Task objective. All of the entries must be duplicated exactly.

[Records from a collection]
────────────────
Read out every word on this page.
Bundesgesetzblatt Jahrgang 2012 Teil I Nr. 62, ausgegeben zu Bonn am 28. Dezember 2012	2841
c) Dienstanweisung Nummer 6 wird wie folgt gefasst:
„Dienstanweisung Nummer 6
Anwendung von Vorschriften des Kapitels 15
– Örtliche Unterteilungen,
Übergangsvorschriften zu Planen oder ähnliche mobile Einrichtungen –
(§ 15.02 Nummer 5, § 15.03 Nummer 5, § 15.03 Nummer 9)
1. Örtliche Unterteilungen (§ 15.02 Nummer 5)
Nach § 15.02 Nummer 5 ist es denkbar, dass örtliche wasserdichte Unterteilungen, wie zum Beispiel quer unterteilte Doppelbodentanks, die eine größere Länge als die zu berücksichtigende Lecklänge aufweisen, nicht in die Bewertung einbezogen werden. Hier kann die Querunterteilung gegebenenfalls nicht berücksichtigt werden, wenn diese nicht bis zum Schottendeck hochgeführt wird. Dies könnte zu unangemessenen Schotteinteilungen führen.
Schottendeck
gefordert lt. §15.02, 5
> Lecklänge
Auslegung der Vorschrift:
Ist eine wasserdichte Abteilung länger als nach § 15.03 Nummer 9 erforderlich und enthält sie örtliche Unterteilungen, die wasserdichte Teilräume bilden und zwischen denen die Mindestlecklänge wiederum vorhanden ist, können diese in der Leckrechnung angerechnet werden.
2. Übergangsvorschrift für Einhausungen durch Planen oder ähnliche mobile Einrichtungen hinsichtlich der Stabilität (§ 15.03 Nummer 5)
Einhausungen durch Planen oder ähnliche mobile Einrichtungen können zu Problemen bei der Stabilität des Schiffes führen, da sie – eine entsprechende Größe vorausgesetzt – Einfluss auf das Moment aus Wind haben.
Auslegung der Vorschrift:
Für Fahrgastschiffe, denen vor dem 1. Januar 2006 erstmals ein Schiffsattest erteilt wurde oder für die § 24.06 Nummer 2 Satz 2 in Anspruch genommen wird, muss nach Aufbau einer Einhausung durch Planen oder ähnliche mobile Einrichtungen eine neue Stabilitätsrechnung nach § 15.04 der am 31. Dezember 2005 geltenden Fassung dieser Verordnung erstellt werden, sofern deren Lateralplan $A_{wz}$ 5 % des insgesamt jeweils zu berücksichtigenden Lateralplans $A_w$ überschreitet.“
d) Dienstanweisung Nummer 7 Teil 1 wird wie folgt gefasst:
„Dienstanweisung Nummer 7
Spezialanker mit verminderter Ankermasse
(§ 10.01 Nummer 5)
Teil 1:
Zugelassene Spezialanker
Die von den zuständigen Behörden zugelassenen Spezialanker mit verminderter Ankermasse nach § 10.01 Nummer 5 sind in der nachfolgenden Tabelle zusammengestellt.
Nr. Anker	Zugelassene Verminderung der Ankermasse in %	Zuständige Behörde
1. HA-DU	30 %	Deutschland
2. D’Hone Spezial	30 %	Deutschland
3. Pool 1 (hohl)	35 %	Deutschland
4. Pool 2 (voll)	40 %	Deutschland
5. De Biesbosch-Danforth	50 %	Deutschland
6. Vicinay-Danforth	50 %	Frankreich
────────────────
Result for this task.
Read out every word on this page.
Bundesgesetzblatt Jahrgang 2012 Teil I Nr. 62, ausgegeben zu Bonn am 28. Dezember 2012	2841
c) Dienstanweisung Nummer 6 wird wie folgt gefasst:
„Dienstanweisung Nummer 6
Anwendung von Vorschriften des Kapitels 15
– Örtliche Unterteilungen,
Übergangsvorschriften zu Planen oder ähnliche mobile Einrichtungen –
(§ 15.02 Nummer 5, § 15.03 Nummer 5, § 15.03 Nummer 9)
1. Örtliche Unterteilungen (§ 15.02 Nummer 5)
Nach § 15.02 Nummer 5 ist es denkbar, dass örtliche wasserdichte Unterteilungen, wie zum Beispiel quer unterteilte Doppelbodentanks, die eine größere Länge als die zu berücksichtigende Lecklänge aufweisen, nicht in die Bewertung einbezogen werden. Hier kann die Querunterteilung gegebenenfalls nicht berücksichtigt werden, wenn diese nicht bis zum Schottendeck hochgeführt wird. Dies könnte zu unangemessenen Schotteinteilungen führen.
Schottendeck
gefordert lt. §15.02, 5
> Lecklänge
Auslegung der Vorschrift:
Ist eine wasserdichte Abteilung länger als nach § 15.03 Nummer 9 erforderlich und enthält sie örtliche Unterteilungen, die wasserdichte Teilräume bilden und zwischen denen die Mindestlecklänge wiederum vorhanden ist, können diese in der Leckrechnung angerechnet werden.
2. Übergangsvorschrift für Einhausungen durch Planen oder ähnliche mobile Einrichtungen hinsichtlich der Stabilität (§ 15.03 Nummer 5)
Einhausungen durch Planen oder ähnliche mobile Einrichtungen können zu Problemen bei der Stabilität des Schiffes führen, da sie – eine entsprechende Größe vorausgesetzt – Einfluss auf das Moment aus Wind haben.
Auslegung der Vorschrift:
Für Fahrgastschiffe, denen vor dem 1. Januar 2006 erstmals ein Schiffsattest erteilt wurde oder für die § 24.06 Nummer 2 Satz 2 in Anspruch genommen wird, muss nach Aufbau einer Einhausung durch Planen oder ähnliche mobile Einrichtungen eine neue Stabilitätsrechnung nach § 15.04 der am 31. Dezember 2005 geltenden Fassung dieser Verordnung erstellt werden, sofern deren Lateralplan $A_{wz}$ 5 % des insgesamt jeweils zu berücksichtigenden Lateralplans $A_w$ überschreitet.“
d) Dienstanweisung Nummer 7 Teil 1 wird wie folgt gefasst:
„Dienstanweisung Nummer 7
Spezialanker mit verminderter Ankermasse
(§ 10.01 Nummer 5)
Teil 1:
Zugelassene Spezialanker
Die von den zuständigen Behörden zugelassenen Spezialanker mit verminderter Ankermasse nach § 10.01 Nummer 5 sind in der nachfolgenden Tabelle zusammengestellt.
Nr. Anker	Zugelassene Verminderung der Ankermasse in %	Zuständige Behörde
1. HA-DU	30 %	Deutschland
2. D’Hone Spezial	30 %	Deutschland
3. Pool 1 (hohl)	35 %	Deutschland
4. Pool 2 (voll)	40 %	Deutschland
5. De Biesbosch-Danforth	50 %	Deutschland
6. Vicinay-Danforth	50 %	Frankreich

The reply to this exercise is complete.